Et également ordonner un plan de reclassement ambitieux avec des formations pour ceux qui le souhaitent en interne. Son credo affiché: rester ouvert aux discussions pour générer le moins de casse.

"J’ai voulu être extrêmement transparent, j’ai présenté les comptes aux délégués du personnel. Et j’ai voulu que ce plan soit ouvert à tous pour limiter la casse sociale en demandant aux délégués de travailler à des propositions pour accompagner la situation. Et c’est ce que nous sommes en train de faire".

Aujourd’hui, avec la non-présence en janvier du Festival international du cirque et du Rallye historique, l’hôtel est au plus bas régime. Seul le restaurant Saphir 24 est ouvert et les salariés sont toujours en partie au CTTR.

"Si on devait adapter nos structures au business actuel, ce n’est pas 72 postes qu’on enlèverait, mais bien plus", estime Pierre-Louis Renou.

"On ne retrouvera pas notre activité en quelques mois"

Pessimiste sur les mois à venir? "On sait que nous ne retrouverons pas notre niveau d’activité en quelques mois mais plutôt en années. Des réservations semblent poindre fin 2021, mais il faut rester prudent. En mars 2020 par exemple, nous devions accueillir un énorme congrès représentant plusieurs centaines de milliers d’euros de recettes. Le client a reporté au mois de novembre 2020, tous les partenaires ont joué le jeu. En novembre dernier, le congrès a à nouveau reporté à mars 2021. Et l’événement est finalement annulé, le client a jeté l’éponge. Qui aurait pu penser quand on a annulé en mars 2020 qu’on serait encore dans cette situation un an plus tard?"

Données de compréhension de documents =
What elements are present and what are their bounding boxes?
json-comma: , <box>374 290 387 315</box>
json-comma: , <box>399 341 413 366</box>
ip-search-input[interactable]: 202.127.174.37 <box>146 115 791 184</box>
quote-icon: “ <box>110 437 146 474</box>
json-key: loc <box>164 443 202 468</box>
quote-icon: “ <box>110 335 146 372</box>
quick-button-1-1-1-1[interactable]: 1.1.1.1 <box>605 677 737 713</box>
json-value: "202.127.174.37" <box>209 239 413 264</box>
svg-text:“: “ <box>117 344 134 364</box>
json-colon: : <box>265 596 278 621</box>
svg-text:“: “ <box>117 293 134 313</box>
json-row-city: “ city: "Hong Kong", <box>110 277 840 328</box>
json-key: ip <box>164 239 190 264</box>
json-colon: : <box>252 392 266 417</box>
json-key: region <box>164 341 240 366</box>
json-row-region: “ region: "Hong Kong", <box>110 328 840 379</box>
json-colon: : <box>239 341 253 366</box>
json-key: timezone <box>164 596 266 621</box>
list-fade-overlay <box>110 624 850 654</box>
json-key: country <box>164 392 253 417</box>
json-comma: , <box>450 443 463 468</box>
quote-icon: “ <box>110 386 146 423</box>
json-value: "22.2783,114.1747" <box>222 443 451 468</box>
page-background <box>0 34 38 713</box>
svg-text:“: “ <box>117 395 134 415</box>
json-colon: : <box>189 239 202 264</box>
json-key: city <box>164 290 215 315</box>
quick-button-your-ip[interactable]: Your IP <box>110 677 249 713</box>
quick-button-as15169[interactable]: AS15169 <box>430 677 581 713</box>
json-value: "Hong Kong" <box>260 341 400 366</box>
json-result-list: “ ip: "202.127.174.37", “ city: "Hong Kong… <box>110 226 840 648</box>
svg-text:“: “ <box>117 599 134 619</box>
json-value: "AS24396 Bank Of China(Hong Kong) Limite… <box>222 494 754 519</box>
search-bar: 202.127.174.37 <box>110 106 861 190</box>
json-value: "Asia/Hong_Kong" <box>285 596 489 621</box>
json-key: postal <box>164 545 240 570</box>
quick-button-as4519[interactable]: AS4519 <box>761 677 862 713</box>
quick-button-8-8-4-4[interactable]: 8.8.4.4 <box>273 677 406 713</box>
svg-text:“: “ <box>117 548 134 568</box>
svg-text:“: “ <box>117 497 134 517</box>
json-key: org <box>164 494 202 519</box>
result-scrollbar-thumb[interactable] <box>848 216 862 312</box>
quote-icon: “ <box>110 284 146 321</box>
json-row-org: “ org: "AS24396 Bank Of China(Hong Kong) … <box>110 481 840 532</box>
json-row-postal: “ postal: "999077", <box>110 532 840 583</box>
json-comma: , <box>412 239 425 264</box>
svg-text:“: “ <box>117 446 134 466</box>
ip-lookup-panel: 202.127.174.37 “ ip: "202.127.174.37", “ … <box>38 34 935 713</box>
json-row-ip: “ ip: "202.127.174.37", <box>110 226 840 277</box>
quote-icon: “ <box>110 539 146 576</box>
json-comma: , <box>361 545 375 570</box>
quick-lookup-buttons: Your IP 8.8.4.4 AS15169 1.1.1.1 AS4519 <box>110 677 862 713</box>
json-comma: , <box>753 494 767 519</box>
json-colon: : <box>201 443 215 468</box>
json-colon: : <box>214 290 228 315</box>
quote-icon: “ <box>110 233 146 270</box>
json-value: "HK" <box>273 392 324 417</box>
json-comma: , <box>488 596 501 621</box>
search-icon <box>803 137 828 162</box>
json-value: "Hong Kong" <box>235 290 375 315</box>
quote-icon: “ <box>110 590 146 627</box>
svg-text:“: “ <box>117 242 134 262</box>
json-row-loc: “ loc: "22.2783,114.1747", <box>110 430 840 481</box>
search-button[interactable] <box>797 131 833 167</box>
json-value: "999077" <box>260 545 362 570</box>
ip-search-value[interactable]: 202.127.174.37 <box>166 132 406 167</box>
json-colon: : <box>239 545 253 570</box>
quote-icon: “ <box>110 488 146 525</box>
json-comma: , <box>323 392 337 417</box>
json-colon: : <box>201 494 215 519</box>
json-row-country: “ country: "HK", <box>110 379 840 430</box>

Consigne =
Transcrivez le passage de l'article sur la situation de l'hôtel depuis « Aujourd’hui, avec la » jusqu'à « estime Pierre-Louis Renou. » inclus.

Zone de réponse =
Aujourd’hui, avec la non-présence en janvier du Festival international du cirque et du Rallye historique, l’hôtel est au plus bas régime. Seul le restaurant Saphir 24 est ouvert et les salariés sont toujours en partie au CTTR.

"Si on devait adapter nos structures au business actuel, ce n’est pas 72 postes qu’on enlèverait, mais bien plus", estime Pierre-Louis Renou.